---------- GIVEN INFORMATION
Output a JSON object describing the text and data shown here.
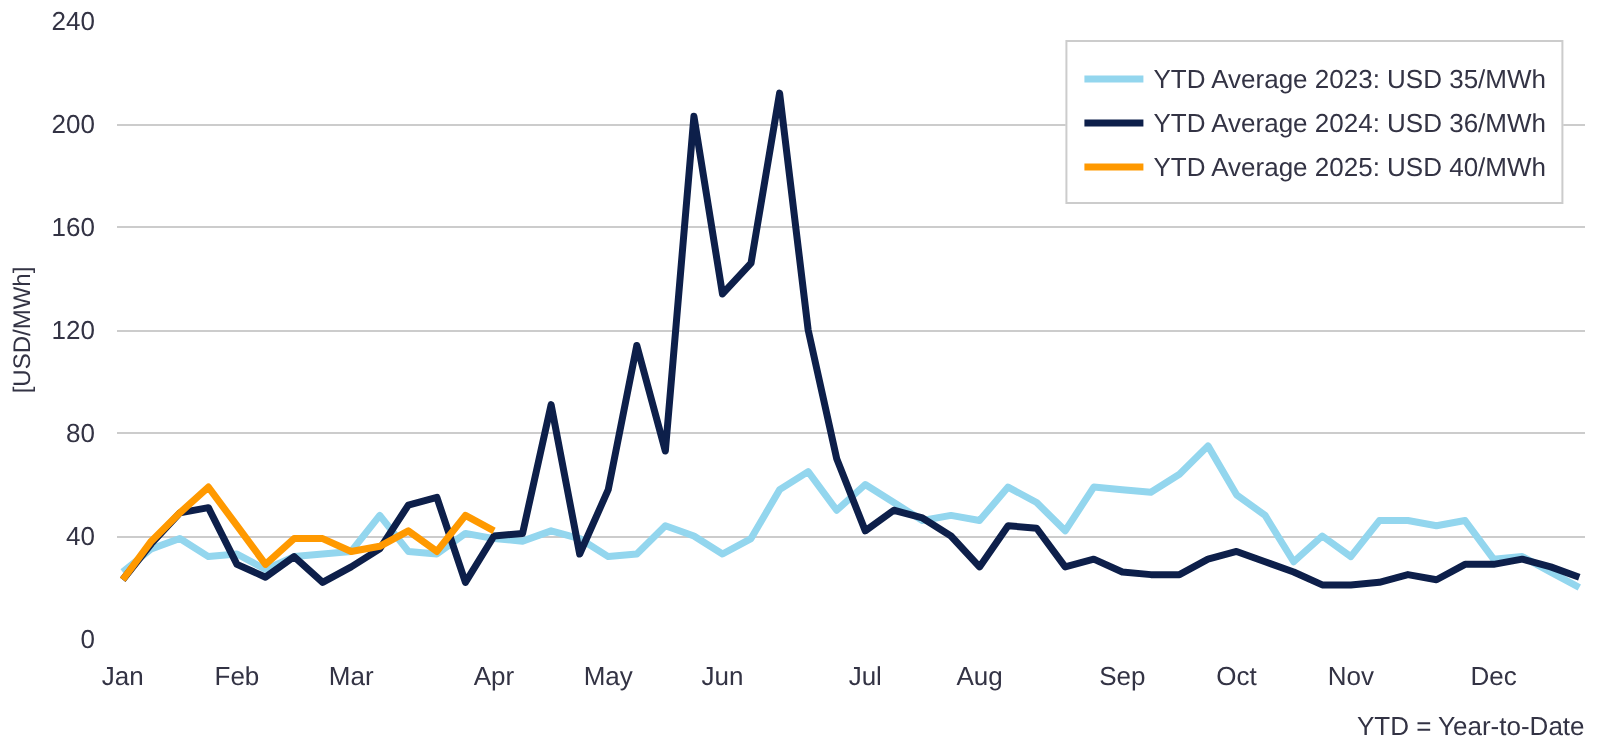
{
  "chart_data": {
    "type": "line",
    "ylabel": "[USD/MWh]",
    "annotations": [
      "YTD = Year-to-Date"
    ],
    "categories": [
      "Jan",
      null,
      null,
      null,
      "Feb",
      null,
      null,
      null,
      "Mar",
      null,
      null,
      null,
      null,
      "Apr",
      null,
      null,
      null,
      "May",
      null,
      null,
      null,
      "Jun",
      null,
      null,
      null,
      null,
      "Jul",
      null,
      null,
      null,
      "Aug",
      null,
      null,
      null,
      null,
      "Sep",
      null,
      null,
      null,
      "Oct",
      null,
      null,
      null,
      "Nov",
      null,
      null,
      null,
      null,
      "Dec",
      null,
      null,
      null
    ],
    "ylim": [
      0,
      240
    ],
    "yticks": [
      0,
      40,
      80,
      120,
      160,
      200,
      240
    ],
    "grid": "y",
    "legend": "top right",
    "line_style": "solid",
    "series": [
      {
        "name": "YTD Average 2023: USD 35/MWh",
        "color": "#93d6ee",
        "values": [
          26,
          35,
          39,
          32,
          33,
          27,
          32,
          33,
          34,
          48,
          34,
          33,
          41,
          39,
          38,
          42,
          39,
          32,
          33,
          44,
          40,
          33,
          39,
          58,
          65,
          50,
          60,
          53,
          46,
          48,
          46,
          59,
          53,
          42,
          59,
          58,
          57,
          64,
          75,
          56,
          48,
          30,
          40,
          32,
          46,
          46,
          44,
          46,
          31,
          32,
          26,
          20
        ]
      },
      {
        "name": "YTD Average 2024: USD 36/MWh",
        "color": "#0d1f4a",
        "values": [
          23,
          37,
          49,
          51,
          29,
          24,
          32,
          22,
          28,
          35,
          52,
          55,
          22,
          40,
          41,
          91,
          33,
          58,
          114,
          73,
          203,
          134,
          146,
          212,
          120,
          70,
          42,
          50,
          47,
          40,
          28,
          44,
          43,
          28,
          31,
          26,
          25,
          25,
          31,
          34,
          30,
          26,
          21,
          21,
          22,
          25,
          23,
          29,
          29,
          31,
          28,
          24
        ]
      },
      {
        "name": "YTD Average 2025: USD 40/MWh",
        "color": "#ff9900",
        "values": [
          23,
          38,
          49,
          59,
          44,
          29,
          39,
          39,
          34,
          36,
          42,
          34,
          48,
          42,
          null,
          null,
          null,
          null,
          null,
          null,
          null,
          null,
          null,
          null,
          null,
          null,
          null,
          null,
          null,
          null,
          null,
          null,
          null,
          null,
          null,
          null,
          null,
          null,
          null,
          null,
          null,
          null,
          null,
          null,
          null,
          null,
          null,
          null,
          null,
          null,
          null,
          null
        ]
      }
    ]
  }
}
--------------------
• _YOUR GOAL_
Repeat the data exactly, dropping every picture it holds.

• _SOLUTION FOR THIS TASK_
Output a JSON object describing the text and data shown here.
{
  "chart_data": {
    "type": "line",
    "ylabel": "[USD/MWh]",
    "annotations": [
      "YTD = Year-to-Date"
    ],
    "categories": [
      "Jan",
      null,
      null,
      null,
      "Feb",
      null,
      null,
      null,
      "Mar",
      null,
      null,
      null,
      null,
      "Apr",
      null,
      null,
      null,
      "May",
      null,
      null,
      null,
      "Jun",
      null,
      null,
      null,
      null,
      "Jul",
      null,
      null,
      null,
      "Aug",
      null,
      null,
      null,
      null,
      "Sep",
      null,
      null,
      null,
      "Oct",
      null,
      null,
      null,
      "Nov",
      null,
      null,
      null,
      null,
      "Dec",
      null,
      null,
      null
    ],
    "ylim": [
      0,
      240
    ],
    "yticks": [
      0,
      40,
      80,
      120,
      160,
      200,
      240
    ],
    "grid": "y",
    "legend": "top right",
    "line_style": "solid",
    "series": [
      {
        "name": "YTD Average 2023: USD 35/MWh",
        "color": "#93d6ee",
        "values": [
          26,
          35,
          39,
          32,
          33,
          27,
          32,
          33,
          34,
          48,
          34,
          33,
          41,
          39,
          38,
          42,
          39,
          32,
          33,
          44,
          40,
          33,
          39,
          58,
          65,
          50,
          60,
          53,
          46,
          48,
          46,
          59,
          53,
          42,
          59,
          58,
          57,
          64,
          75,
          56,
          48,
          30,
          40,
          32,
          46,
          46,
          44,
          46,
          31,
          32,
          26,
          20
        ]
      },
      {
        "name": "YTD Average 2024: USD 36/MWh",
        "color": "#0d1f4a",
        "values": [
          23,
          37,
          49,
          51,
          29,
          24,
          32,
          22,
          28,
          35,
          52,
          55,
          22,
          40,
          41,
          91,
          33,
          58,
          114,
          73,
          203,
          134,
          146,
          212,
          120,
          70,
          42,
          50,
          47,
          40,
          28,
          44,
          43,
          28,
          31,
          26,
          25,
          25,
          31,
          34,
          30,
          26,
          21,
          21,
          22,
          25,
          23,
          29,
          29,
          31,
          28,
          24
        ]
      },
      {
        "name": "YTD Average 2025: USD 40/MWh",
        "color": "#ff9900",
        "values": [
          23,
          38,
          49,
          59,
          44,
          29,
          39,
          39,
          34,
          36,
          42,
          34,
          48,
          42,
          null,
          null,
          null,
          null,
          null,
          null,
          null,
          null,
          null,
          null,
          null,
          null,
          null,
          null,
          null,
          null,
          null,
          null,
          null,
          null,
          null,
          null,
          null,
          null,
          null,
          null,
          null,
          null,
          null,
          null,
          null,
          null,
          null,
          null,
          null,
          null,
          null,
          null
        ]
      }
    ]
  }
}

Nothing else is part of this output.